- [MATERIAL PROVIDED]
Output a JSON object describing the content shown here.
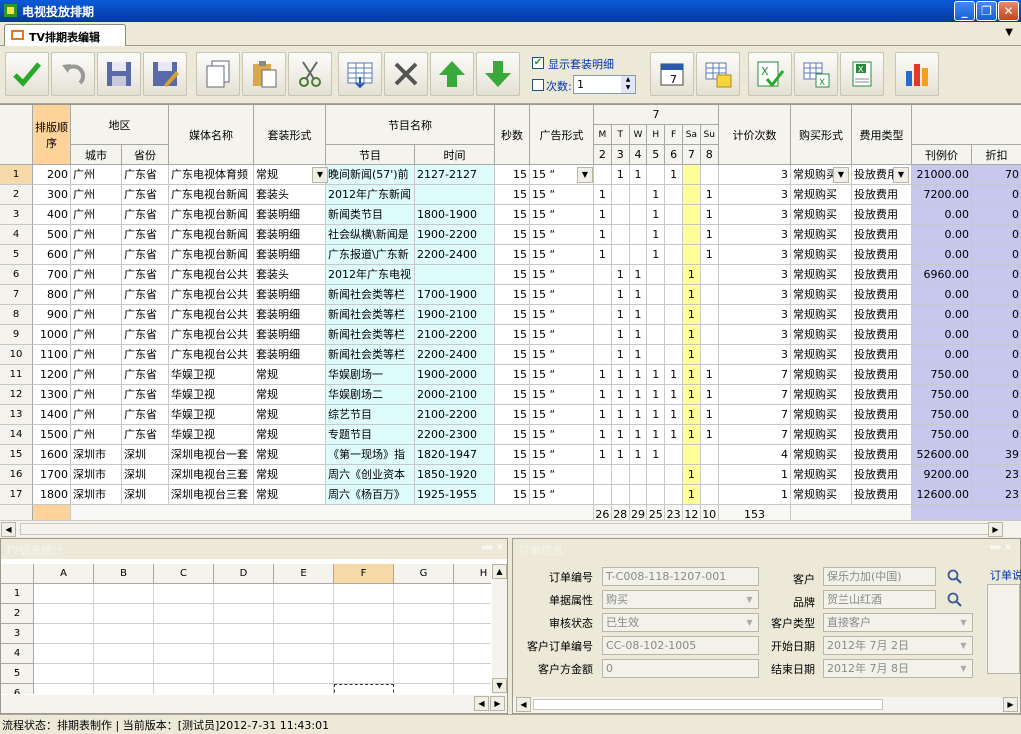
{
  "window": {
    "title": "电视投放排期"
  },
  "tab": {
    "label": "TV排期表编辑"
  },
  "toolbar": {
    "show_package_detail": "显示套装明细",
    "count_label": "次数:",
    "count_value": "1",
    "buttons": [
      "confirm",
      "undo",
      "save",
      "save-as",
      "copy",
      "paste",
      "cut",
      "insert-rows",
      "delete",
      "move-up",
      "move-down",
      "calendar",
      "schedule-grid",
      "excel-approve",
      "excel-export",
      "excel-table",
      "chart"
    ]
  },
  "grid": {
    "headers": {
      "seq": "排版顺序",
      "region": "地区",
      "city": "城市",
      "province": "省份",
      "media": "媒体名称",
      "package": "套装形式",
      "program_group": "节目名称",
      "program": "节目",
      "time": "时间",
      "seconds": "秒数",
      "ad_form": "广告形式",
      "month": "7",
      "weekdays": [
        "M",
        "T",
        "W",
        "H",
        "F",
        "Sa",
        "Su"
      ],
      "dates": [
        "2",
        "3",
        "4",
        "5",
        "6",
        "7",
        "8"
      ],
      "count": "计价次数",
      "buy_form": "购买形式",
      "fee_type": "费用类型",
      "price": "刊例价",
      "discount": "折扣"
    },
    "rows": [
      {
        "n": "1",
        "seq": "200",
        "city": "广州",
        "prov": "广东省",
        "media": "广东电视体育频",
        "pkg": "常规",
        "prog": "晚间新闻(57')前",
        "time": "2127-2127",
        "sec": "15",
        "form": "15 “",
        "days": [
          "",
          "1",
          "1",
          "",
          "1",
          "",
          ""
        ],
        "cnt": "3",
        "buy": "常规购买",
        "fee": "投放费用",
        "price": "21000.00",
        "disc": "70"
      },
      {
        "n": "2",
        "seq": "300",
        "city": "广州",
        "prov": "广东省",
        "media": "广东电视台新闻",
        "pkg": "套装头",
        "prog": "2012年广东新闻",
        "time": "",
        "sec": "15",
        "form": "15 “",
        "days": [
          "1",
          "",
          "",
          "1",
          "",
          "",
          "1"
        ],
        "cnt": "3",
        "buy": "常规购买",
        "fee": "投放费用",
        "price": "7200.00",
        "disc": "0"
      },
      {
        "n": "3",
        "seq": "400",
        "city": "广州",
        "prov": "广东省",
        "media": "广东电视台新闻",
        "pkg": "套装明细",
        "prog": "新闻类节目",
        "time": "1800-1900",
        "sec": "15",
        "form": "15 “",
        "days": [
          "1",
          "",
          "",
          "1",
          "",
          "",
          "1"
        ],
        "cnt": "3",
        "buy": "常规购买",
        "fee": "投放费用",
        "price": "0.00",
        "disc": "0"
      },
      {
        "n": "4",
        "seq": "500",
        "city": "广州",
        "prov": "广东省",
        "media": "广东电视台新闻",
        "pkg": "套装明细",
        "prog": "社会纵横\\新闻是",
        "time": "1900-2200",
        "sec": "15",
        "form": "15 “",
        "days": [
          "1",
          "",
          "",
          "1",
          "",
          "",
          "1"
        ],
        "cnt": "3",
        "buy": "常规购买",
        "fee": "投放费用",
        "price": "0.00",
        "disc": "0"
      },
      {
        "n": "5",
        "seq": "600",
        "city": "广州",
        "prov": "广东省",
        "media": "广东电视台新闻",
        "pkg": "套装明细",
        "prog": "广东报道\\广东新",
        "time": "2200-2400",
        "sec": "15",
        "form": "15 “",
        "days": [
          "1",
          "",
          "",
          "1",
          "",
          "",
          "1"
        ],
        "cnt": "3",
        "buy": "常规购买",
        "fee": "投放费用",
        "price": "0.00",
        "disc": "0"
      },
      {
        "n": "6",
        "seq": "700",
        "city": "广州",
        "prov": "广东省",
        "media": "广东电视台公共",
        "pkg": "套装头",
        "prog": "2012年广东电视",
        "time": "",
        "sec": "15",
        "form": "15 “",
        "days": [
          "",
          "1",
          "1",
          "",
          "",
          "1",
          ""
        ],
        "cnt": "3",
        "buy": "常规购买",
        "fee": "投放费用",
        "price": "6960.00",
        "disc": "0"
      },
      {
        "n": "7",
        "seq": "800",
        "city": "广州",
        "prov": "广东省",
        "media": "广东电视台公共",
        "pkg": "套装明细",
        "prog": "新闻社会类等栏",
        "time": "1700-1900",
        "sec": "15",
        "form": "15 “",
        "days": [
          "",
          "1",
          "1",
          "",
          "",
          "1",
          ""
        ],
        "cnt": "3",
        "buy": "常规购买",
        "fee": "投放费用",
        "price": "0.00",
        "disc": "0"
      },
      {
        "n": "8",
        "seq": "900",
        "city": "广州",
        "prov": "广东省",
        "media": "广东电视台公共",
        "pkg": "套装明细",
        "prog": "新闻社会类等栏",
        "time": "1900-2100",
        "sec": "15",
        "form": "15 “",
        "days": [
          "",
          "1",
          "1",
          "",
          "",
          "1",
          ""
        ],
        "cnt": "3",
        "buy": "常规购买",
        "fee": "投放费用",
        "price": "0.00",
        "disc": "0"
      },
      {
        "n": "9",
        "seq": "1000",
        "city": "广州",
        "prov": "广东省",
        "media": "广东电视台公共",
        "pkg": "套装明细",
        "prog": "新闻社会类等栏",
        "time": "2100-2200",
        "sec": "15",
        "form": "15 “",
        "days": [
          "",
          "1",
          "1",
          "",
          "",
          "1",
          ""
        ],
        "cnt": "3",
        "buy": "常规购买",
        "fee": "投放费用",
        "price": "0.00",
        "disc": "0"
      },
      {
        "n": "10",
        "seq": "1100",
        "city": "广州",
        "prov": "广东省",
        "media": "广东电视台公共",
        "pkg": "套装明细",
        "prog": "新闻社会类等栏",
        "time": "2200-2400",
        "sec": "15",
        "form": "15 “",
        "days": [
          "",
          "1",
          "1",
          "",
          "",
          "1",
          ""
        ],
        "cnt": "3",
        "buy": "常规购买",
        "fee": "投放费用",
        "price": "0.00",
        "disc": "0"
      },
      {
        "n": "11",
        "seq": "1200",
        "city": "广州",
        "prov": "广东省",
        "media": "华娱卫视",
        "pkg": "常规",
        "prog": "华娱剧场一",
        "time": "1900-2000",
        "sec": "15",
        "form": "15 “",
        "days": [
          "1",
          "1",
          "1",
          "1",
          "1",
          "1",
          "1"
        ],
        "cnt": "7",
        "buy": "常规购买",
        "fee": "投放费用",
        "price": "750.00",
        "disc": "0"
      },
      {
        "n": "12",
        "seq": "1300",
        "city": "广州",
        "prov": "广东省",
        "media": "华娱卫视",
        "pkg": "常规",
        "prog": "华娱剧场二",
        "time": "2000-2100",
        "sec": "15",
        "form": "15 “",
        "days": [
          "1",
          "1",
          "1",
          "1",
          "1",
          "1",
          "1"
        ],
        "cnt": "7",
        "buy": "常规购买",
        "fee": "投放费用",
        "price": "750.00",
        "disc": "0"
      },
      {
        "n": "13",
        "seq": "1400",
        "city": "广州",
        "prov": "广东省",
        "media": "华娱卫视",
        "pkg": "常规",
        "prog": "综艺节目",
        "time": "2100-2200",
        "sec": "15",
        "form": "15 “",
        "days": [
          "1",
          "1",
          "1",
          "1",
          "1",
          "1",
          "1"
        ],
        "cnt": "7",
        "buy": "常规购买",
        "fee": "投放费用",
        "price": "750.00",
        "disc": "0"
      },
      {
        "n": "14",
        "seq": "1500",
        "city": "广州",
        "prov": "广东省",
        "media": "华娱卫视",
        "pkg": "常规",
        "prog": "专题节目",
        "time": "2200-2300",
        "sec": "15",
        "form": "15 “",
        "days": [
          "1",
          "1",
          "1",
          "1",
          "1",
          "1",
          "1"
        ],
        "cnt": "7",
        "buy": "常规购买",
        "fee": "投放费用",
        "price": "750.00",
        "disc": "0"
      },
      {
        "n": "15",
        "seq": "1600",
        "city": "深圳市",
        "prov": "深圳",
        "media": "深圳电视台一套",
        "pkg": "常规",
        "prog": "《第一现场》指",
        "time": "1820-1947",
        "sec": "15",
        "form": "15 “",
        "days": [
          "1",
          "1",
          "1",
          "1",
          "",
          "",
          ""
        ],
        "cnt": "4",
        "buy": "常规购买",
        "fee": "投放费用",
        "price": "52600.00",
        "disc": "39"
      },
      {
        "n": "16",
        "seq": "1700",
        "city": "深圳市",
        "prov": "深圳",
        "media": "深圳电视台三套",
        "pkg": "常规",
        "prog": "周六《创业资本",
        "time": "1850-1920",
        "sec": "15",
        "form": "15 “",
        "days": [
          "",
          "",
          "",
          "",
          "",
          "1",
          ""
        ],
        "cnt": "1",
        "buy": "常规购买",
        "fee": "投放费用",
        "price": "9200.00",
        "disc": "23"
      },
      {
        "n": "17",
        "seq": "1800",
        "city": "深圳市",
        "prov": "深圳",
        "media": "深圳电视台三套",
        "pkg": "常规",
        "prog": "周六《杨百万》",
        "time": "1925-1955",
        "sec": "15",
        "form": "15 “",
        "days": [
          "",
          "",
          "",
          "",
          "",
          "1",
          ""
        ],
        "cnt": "1",
        "buy": "常规购买",
        "fee": "投放费用",
        "price": "12600.00",
        "disc": "23"
      }
    ],
    "totals": {
      "days": [
        "26",
        "28",
        "29",
        "25",
        "23",
        "12",
        "10"
      ],
      "count": "153"
    }
  },
  "stats_panel": {
    "title": "TV信息统计",
    "columns": [
      "A",
      "B",
      "C",
      "D",
      "E",
      "F",
      "G",
      "H"
    ],
    "rows": [
      "1",
      "2",
      "3",
      "4",
      "5",
      "6"
    ]
  },
  "order_panel": {
    "title": "订单信息",
    "order_no_label": "订单编号",
    "order_no": "T-C008-118-1207-001",
    "doc_attr_label": "单据属性",
    "doc_attr": "购买",
    "audit_label": "审核状态",
    "audit": "已生效",
    "client_order_label": "客户订单编号",
    "client_order": "CC-08-102-1005",
    "client_amount_label": "客户方金额",
    "client_amount": "0",
    "client_label": "客户",
    "client": "保乐力加(中国)",
    "brand_label": "品牌",
    "brand": "贺兰山红酒",
    "client_type_label": "客户类型",
    "client_type": "直接客户",
    "start_label": "开始日期",
    "start": "2012年 7月 2日",
    "end_label": "结束日期",
    "end": "2012年 7月 8日",
    "remark_label": "订单说"
  },
  "status": {
    "text": "流程状态：排期表制作 | 当前版本：[测试员]2012-7-31 11:43:01"
  },
  "colors": {
    "titlebar": "#0846b8",
    "cyan": "#dffcfc",
    "yellow": "#ffff99",
    "lavender": "#c6c8ee",
    "seq_header": "#ffd39a"
  }
}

- [WHAT TO DO] From the entries above, collect every line with the string "excel" in it.

- [SOLVED EXERCISE]
      "excel-approve",
      "excel-export",
      "excel-table",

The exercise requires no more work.